Text segment
*****

In typical Tesla fashion, these aren’t the worst idea in the world, but then they had to go and make them motorized, which I would imagine only excites people who lease their cars.
They could have done those armrests that rotate along the longitudinal axis, the kind you sometimes see in buses.
I’m not sure plinth-style armrests are compatible with American thighs.
Tesla doesn’t need any more help making itself indistinguishable from office furniture as it is.
Those are fun
The aisle-side armrest in business class on older Delta A330s works similarly. They disappear when not in use and essentially become part of the seat. The crew makes a big deal about them being retracted for takeoff and landing. Seems a decently clever solution.
They look like the armrests on an office chair we had when I was growing up.
This is not a compliment.
came to say the exact same thing!
I’m pretty sure my flight simulator’s chair (just an office chair) has the same armrests. Their comfort level is 10 percent, with the 10 meaning “better than nothing.”
so it is a van now, we get it
Was it ever not a van?
it was an SUV … a crossover, and whatever elon was smoking on that day
Please don’t tell me there is another motor attached to them? Please let them just be a spring, button, and detent.
This is a Tesla. They have multiple motors and are controlled by swiping graphics of them up and down on the main screen up front.
“and can be deployed at the press of a button.”
Presumably a few menus deep in the touch screen software.
As for the ventilated and heated rear seats, I’m sure juice boxes and child/uber passenger effluents will make quick work of those.
If you can control these from the front seat it really opens up a world of possibilities for people stuck in “Weekend at Bernie’s” situations.

*****

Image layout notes
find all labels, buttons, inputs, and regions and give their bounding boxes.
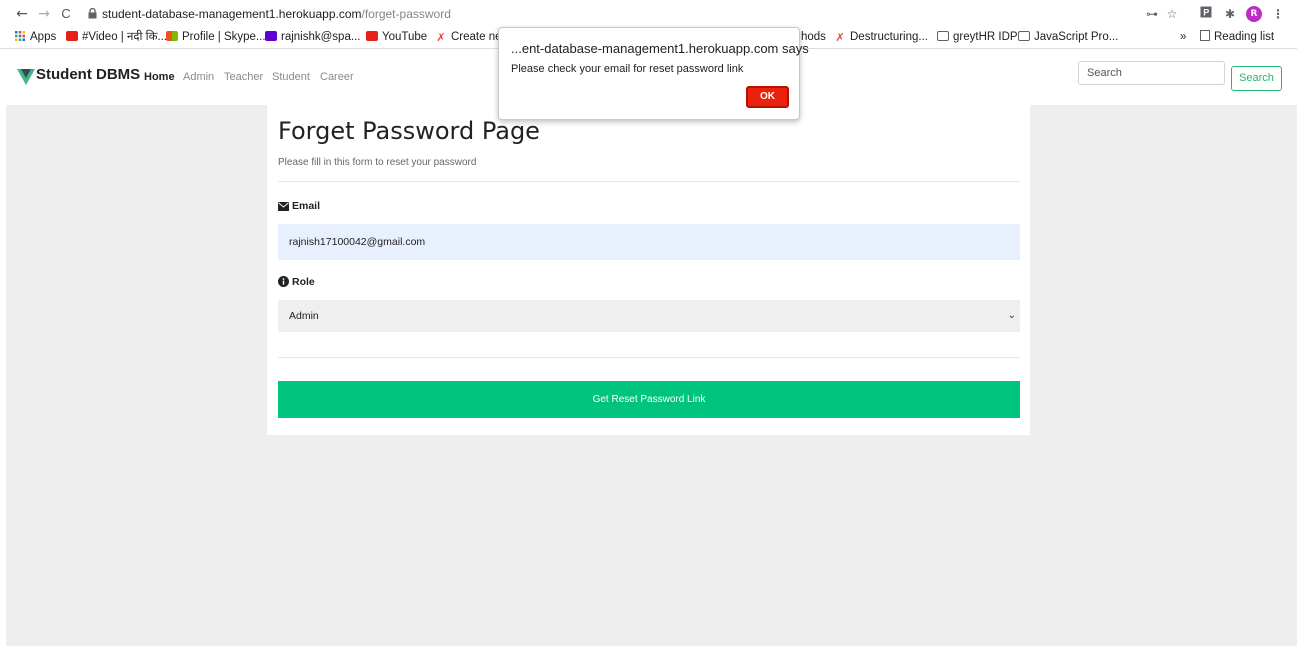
reload-button[interactable]: C (58, 4, 74, 24)
search-input[interactable]: Search (1078, 61, 1225, 85)
profile-avatar[interactable]: R (1246, 6, 1262, 22)
yahoo-icon (265, 31, 277, 41)
envelope-icon (278, 202, 289, 211)
nav-student[interactable]: Student (272, 71, 310, 83)
bookmark-apps[interactable]: Apps (14, 29, 56, 45)
search-placeholder: Search (1087, 67, 1122, 79)
dialog-title: ...ent-database-management1.herokuapp.co… (511, 41, 809, 56)
nav-teacher[interactable]: Teacher (224, 71, 263, 83)
nav-home[interactable]: Home (144, 71, 175, 83)
bookmark-javascript[interactable]: JavaScript Pro... (1018, 29, 1118, 45)
alert-dialog: ...ent-database-management1.herokuapp.co… (498, 27, 809, 120)
dialog-message: Please check your email for reset passwo… (511, 63, 744, 75)
url-host: student-database-management1.herokuapp.c… (102, 7, 362, 21)
chevron-down-icon: ⌄ (1007, 310, 1016, 321)
lock-icon (88, 8, 97, 19)
extension-p-icon[interactable]: P (1198, 6, 1214, 22)
divider (278, 181, 1020, 182)
bookmark-greythr[interactable]: greytHR IDP (937, 29, 1018, 45)
divider (278, 357, 1020, 358)
globe-icon (937, 31, 949, 41)
ok-button[interactable]: OK (746, 86, 789, 108)
address-bar-row: ← → C student-database-management1.herok… (0, 4, 1297, 24)
nav-admin[interactable]: Admin (183, 71, 214, 83)
page-subtitle: Please fill in this form to reset your p… (278, 157, 477, 168)
role-label: Role (278, 276, 315, 288)
bookmark-video[interactable]: #Video | नदी कि... (66, 29, 167, 45)
greatlearning-icon: ✗ (835, 32, 845, 44)
key-icon[interactable]: ⊶ (1144, 6, 1160, 22)
page-body: Student DBMS Home Admin Teacher Student … (6, 49, 1297, 646)
more-bookmarks-button[interactable]: » (1180, 29, 1186, 45)
back-button[interactable]: ← (14, 4, 30, 24)
reading-list-button[interactable]: Reading list (1200, 29, 1274, 45)
bookmark-destructuring[interactable]: ✗ Destructuring... (834, 29, 928, 45)
star-icon[interactable]: ☆ (1164, 6, 1180, 22)
role-selected-value: Admin (289, 310, 319, 322)
greatlearning-icon: ✗ (436, 32, 446, 44)
email-field[interactable]: rajnish17100042@gmail.com (278, 224, 1020, 260)
reading-list-icon (1200, 30, 1210, 41)
puzzle-icon[interactable]: ✱ (1222, 6, 1238, 22)
bookmark-yahoo[interactable]: rajnishk@spa... (265, 29, 360, 45)
forward-button[interactable]: → (36, 4, 52, 24)
role-select[interactable]: Admin ⌄ (278, 300, 1020, 332)
menu-kebab-icon[interactable]: ⋮ (1272, 6, 1284, 22)
forget-password-card: Forget Password Page Please fill in this… (267, 105, 1030, 435)
svg-text:P: P (1203, 8, 1209, 18)
search-button[interactable]: Search (1231, 66, 1282, 91)
info-icon (278, 276, 289, 287)
nav-career[interactable]: Career (320, 71, 354, 83)
email-label: Email (278, 200, 320, 212)
youtube-icon (366, 31, 378, 41)
url-field[interactable]: student-database-management1.herokuapp.c… (102, 7, 451, 21)
bookmark-skype[interactable]: Profile | Skype... (166, 29, 266, 45)
microsoft-icon (166, 31, 178, 41)
globe-icon (1018, 31, 1030, 41)
youtube-icon (66, 31, 78, 41)
brand-title[interactable]: Student DBMS (36, 66, 140, 83)
apps-icon (15, 31, 25, 41)
page-title: Forget Password Page (278, 117, 540, 145)
get-reset-link-button[interactable]: Get Reset Password Link (278, 381, 1020, 418)
url-path: /forget-password (361, 7, 451, 21)
vue-logo-icon[interactable] (17, 69, 35, 85)
bookmark-youtube[interactable]: YouTube (366, 29, 427, 45)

*****

Your tasks
#1 In the entries, swap "interactable" for "clickable" from the line with "reload-button[interactable]: C (58, 4, 74, 24)" up to and including the line with "envelope-icon (278, 202, 289, 211)". Write out only those lines, leaving everything else as it is.
#2 Add a few more comments to the discussion of Tesla's motorized armrests, following the last comment shown.

Written responses
#1
reload-button[clickable]: C (58, 4, 74, 24)
search-input[clickable]: Search (1078, 61, 1225, 85)
profile-avatar[clickable]: R (1246, 6, 1262, 22)
yahoo-icon (265, 31, 277, 41)
envelope-icon (278, 202, 289, 211)

#2
I think we have different definitions of cool
Alot of Chinese vans have all sorts of things that pop up like that. Not sure about arm rests. But definitely tables and phone mounts.
I work on Teslas and I’ll give the mechanisms in those arm rests about eighteen months before they break and jam up.
Pixelated image related to a Tesla and I expected to see penis-shaped armrests. Still a little surprised they aren’t 420mm x 69mm and open up to provide storage for baggies of oregano-like substances.
That pixelation could easily send one’s mind down a hole, rabbit or otherwise. I predict at least a few rule 34 “attachments” will end up strapped to these armrests in the coming months.
I assumed it was shaped to cup your elbow to hold one arm at a jaunty angle.
Heil have to hand it to you, I did Nazi that coming.
I was wrong. I thought they were height adjustable. But they are still silly.
Get the crap out of here with that nonsense. That’s f-ing fast. Faster to sixty than most people should be allowed to go on public roads.
Indeed!
Now all we need is to get an RV 34 feet or larger to get that acceleration and we can get to the campground and relax that much quicker and no need for a pesky CDL or test to drive it.
That’s neat I guess, but as an owner of a 7 seat SUV with captain’s chairs, anyone trying to get in/out of the 3rd row just uses the handle on the outside edge of the captains chair and it slides and pivots forward. No need to climb between the seats.
It looks like the captain’s chairs are on sliders, but if these armrests were Tesla’s workaround for not making the seats quickly easily pivot out of the way for rear access (that is, not waiting for a power seat slider to glacially move the seat forward), that’s a fail.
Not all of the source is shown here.